_EXERCISE AIM_
Write out the complete material exactly as it stands.

_EXERCISE MATERIALS_
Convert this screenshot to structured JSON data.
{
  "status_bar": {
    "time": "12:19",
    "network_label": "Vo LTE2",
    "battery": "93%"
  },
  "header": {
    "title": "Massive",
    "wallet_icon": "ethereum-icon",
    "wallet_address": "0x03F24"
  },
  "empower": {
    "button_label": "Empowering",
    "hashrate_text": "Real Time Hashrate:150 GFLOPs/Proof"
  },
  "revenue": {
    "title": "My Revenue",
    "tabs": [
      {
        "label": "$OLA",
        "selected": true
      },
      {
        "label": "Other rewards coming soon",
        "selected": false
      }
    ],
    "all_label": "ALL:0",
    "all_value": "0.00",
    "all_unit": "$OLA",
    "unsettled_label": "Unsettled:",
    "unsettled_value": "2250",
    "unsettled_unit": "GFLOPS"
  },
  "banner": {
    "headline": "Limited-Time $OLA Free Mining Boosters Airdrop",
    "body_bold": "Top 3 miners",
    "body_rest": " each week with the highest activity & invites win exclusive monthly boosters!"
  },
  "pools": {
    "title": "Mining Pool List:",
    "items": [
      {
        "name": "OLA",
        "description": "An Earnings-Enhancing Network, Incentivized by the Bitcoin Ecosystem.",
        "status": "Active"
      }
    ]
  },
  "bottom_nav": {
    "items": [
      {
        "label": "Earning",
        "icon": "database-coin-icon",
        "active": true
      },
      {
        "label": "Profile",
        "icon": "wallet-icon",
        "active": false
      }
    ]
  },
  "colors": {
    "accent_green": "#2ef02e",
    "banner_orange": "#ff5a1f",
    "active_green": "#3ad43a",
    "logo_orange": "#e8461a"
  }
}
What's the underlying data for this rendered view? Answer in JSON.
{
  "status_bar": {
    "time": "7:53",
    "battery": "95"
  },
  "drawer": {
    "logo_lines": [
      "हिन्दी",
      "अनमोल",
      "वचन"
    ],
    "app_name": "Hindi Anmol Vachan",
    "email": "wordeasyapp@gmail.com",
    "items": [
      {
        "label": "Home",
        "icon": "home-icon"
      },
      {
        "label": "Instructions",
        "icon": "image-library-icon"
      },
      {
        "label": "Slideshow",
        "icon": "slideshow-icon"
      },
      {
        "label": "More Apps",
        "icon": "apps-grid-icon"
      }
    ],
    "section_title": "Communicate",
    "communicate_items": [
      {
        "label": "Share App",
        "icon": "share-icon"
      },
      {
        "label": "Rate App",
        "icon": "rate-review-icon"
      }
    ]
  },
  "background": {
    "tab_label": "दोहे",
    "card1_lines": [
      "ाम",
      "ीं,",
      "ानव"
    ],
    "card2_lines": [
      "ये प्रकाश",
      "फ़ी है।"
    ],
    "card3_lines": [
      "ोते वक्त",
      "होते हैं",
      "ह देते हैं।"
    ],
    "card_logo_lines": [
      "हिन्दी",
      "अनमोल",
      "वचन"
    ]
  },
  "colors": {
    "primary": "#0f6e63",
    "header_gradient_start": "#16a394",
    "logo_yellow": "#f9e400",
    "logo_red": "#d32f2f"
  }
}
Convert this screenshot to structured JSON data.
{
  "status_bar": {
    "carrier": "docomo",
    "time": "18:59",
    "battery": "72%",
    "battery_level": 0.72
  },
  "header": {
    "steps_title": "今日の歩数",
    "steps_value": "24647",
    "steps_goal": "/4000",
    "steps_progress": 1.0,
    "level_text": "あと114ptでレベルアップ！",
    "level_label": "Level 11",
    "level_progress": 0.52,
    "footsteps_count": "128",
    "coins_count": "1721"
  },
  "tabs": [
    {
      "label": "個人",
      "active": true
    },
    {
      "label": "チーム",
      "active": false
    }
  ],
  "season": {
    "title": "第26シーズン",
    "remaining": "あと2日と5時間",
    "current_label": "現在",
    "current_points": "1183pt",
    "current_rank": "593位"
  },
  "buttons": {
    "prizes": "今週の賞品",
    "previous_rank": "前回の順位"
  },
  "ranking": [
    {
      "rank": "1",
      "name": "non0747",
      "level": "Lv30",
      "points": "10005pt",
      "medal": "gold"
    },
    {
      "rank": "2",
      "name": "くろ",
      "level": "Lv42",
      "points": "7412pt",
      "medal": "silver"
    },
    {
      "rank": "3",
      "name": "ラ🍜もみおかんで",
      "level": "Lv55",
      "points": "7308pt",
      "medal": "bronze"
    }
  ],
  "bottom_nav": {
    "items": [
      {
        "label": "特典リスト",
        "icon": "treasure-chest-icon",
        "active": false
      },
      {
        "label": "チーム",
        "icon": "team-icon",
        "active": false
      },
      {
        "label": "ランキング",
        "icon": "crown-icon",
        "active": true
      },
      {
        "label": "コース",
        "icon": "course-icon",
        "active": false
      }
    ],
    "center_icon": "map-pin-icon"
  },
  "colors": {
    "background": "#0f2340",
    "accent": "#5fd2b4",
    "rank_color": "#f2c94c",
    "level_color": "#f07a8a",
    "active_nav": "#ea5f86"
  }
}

_EXERCISE OUTPUT_
Convert this screenshot to structured JSON data.
{
  "status_bar": {
    "time": "12:19",
    "network_label": "Vo LTE2",
    "battery": "93%"
  },
  "header": {
    "title": "Massive",
    "wallet_icon": "ethereum-icon",
    "wallet_address": "0x03F24"
  },
  "empower": {
    "button_label": "Empowering",
    "hashrate_text": "Real Time Hashrate:150 GFLOPs/Proof"
  },
  "revenue": {
    "title": "My Revenue",
    "tabs": [
      {
        "label": "$OLA",
        "selected": true
      },
      {
        "label": "Other rewards coming soon",
        "selected": false
      }
    ],
    "all_label": "ALL:0",
    "all_value": "0.00",
    "all_unit": "$OLA",
    "unsettled_label": "Unsettled:",
    "unsettled_value": "2250",
    "unsettled_unit": "GFLOPS"
  },
  "banner": {
    "headline": "Limited-Time $OLA Free Mining Boosters Airdrop",
    "body_bold": "Top 3 miners",
    "body_rest": " each week with the highest activity & invites win exclusive monthly boosters!"
  },
  "pools": {
    "title": "Mining Pool List:",
    "items": [
      {
        "name": "OLA",
        "description": "An Earnings-Enhancing Network, Incentivized by the Bitcoin Ecosystem.",
        "status": "Active"
      }
    ]
  },
  "bottom_nav": {
    "items": [
      {
        "label": "Earning",
        "icon": "database-coin-icon",
        "active": true
      },
      {
        "label": "Profile",
        "icon": "wallet-icon",
        "active": false
      }
    ]
  },
  "colors": {
    "accent_green": "#2ef02e",
    "banner_orange": "#ff5a1f",
    "active_green": "#3ad43a",
    "logo_orange": "#e8461a"
  }
}
What's the underlying data for this rendered view? Answer in JSON.
{
  "status_bar": {
    "time": "7:53",
    "battery": "95"
  },
  "drawer": {
    "logo_lines": [
      "हिन्दी",
      "अनमोल",
      "वचन"
    ],
    "app_name": "Hindi Anmol Vachan",
    "email": "wordeasyapp@gmail.com",
    "items": [
      {
        "label": "Home",
        "icon": "home-icon"
      },
      {
        "label": "Instructions",
        "icon": "image-library-icon"
      },
      {
        "label": "Slideshow",
        "icon": "slideshow-icon"
      },
      {
        "label": "More Apps",
        "icon": "apps-grid-icon"
      }
    ],
    "section_title": "Communicate",
    "communicate_items": [
      {
        "label": "Share App",
        "icon": "share-icon"
      },
      {
        "label": "Rate App",
        "icon": "rate-review-icon"
      }
    ]
  },
  "background": {
    "tab_label": "दोहे",
    "card1_lines": [
      "ाम",
      "ीं,",
      "ानव"
    ],
    "card2_lines": [
      "ये प्रकाश",
      "फ़ी है।"
    ],
    "card3_lines": [
      "ोते वक्त",
      "होते हैं",
      "ह देते हैं।"
    ],
    "card_logo_lines": [
      "हिन्दी",
      "अनमोल",
      "वचन"
    ]
  },
  "colors": {
    "primary": "#0f6e63",
    "header_gradient_start": "#16a394",
    "logo_yellow": "#f9e400",
    "logo_red": "#d32f2f"
  }
}
Convert this screenshot to structured JSON data.
{
  "status_bar": {
    "carrier": "docomo",
    "time": "18:59",
    "battery": "72%",
    "battery_level": 0.72
  },
  "header": {
    "steps_title": "今日の歩数",
    "steps_value": "24647",
    "steps_goal": "/4000",
    "steps_progress": 1.0,
    "level_text": "あと114ptでレベルアップ！",
    "level_label": "Level 11",
    "level_progress": 0.52,
    "footsteps_count": "128",
    "coins_count": "1721"
  },
  "tabs": [
    {
      "label": "個人",
      "active": true
    },
    {
      "label": "チーム",
      "active": false
    }
  ],
  "season": {
    "title": "第26シーズン",
    "remaining": "あと2日と5時間",
    "current_label": "現在",
    "current_points": "1183pt",
    "current_rank": "593位"
  },
  "buttons": {
    "prizes": "今週の賞品",
    "previous_rank": "前回の順位"
  },
  "ranking": [
    {
      "rank": "1",
      "name": "non0747",
      "level": "Lv30",
      "points": "10005pt",
      "medal": "gold"
    },
    {
      "rank": "2",
      "name": "くろ",
      "level": "Lv42",
      "points": "7412pt",
      "medal": "silver"
    },
    {
      "rank": "3",
      "name": "ラ🍜もみおかんで",
      "level": "Lv55",
      "points": "7308pt",
      "medal": "bronze"
    }
  ],
  "bottom_nav": {
    "items": [
      {
        "label": "特典リスト",
        "icon": "treasure-chest-icon",
        "active": false
      },
      {
        "label": "チーム",
        "icon": "team-icon",
        "active": false
      },
      {
        "label": "ランキング",
        "icon": "crown-icon",
        "active": true
      },
      {
        "label": "コース",
        "icon": "course-icon",
        "active": false
      }
    ],
    "center_icon": "map-pin-icon"
  },
  "colors": {
    "background": "#0f2340",
    "accent": "#5fd2b4",
    "rank_color": "#f2c94c",
    "level_color": "#f07a8a",
    "active_nav": "#ea5f86"
  }
}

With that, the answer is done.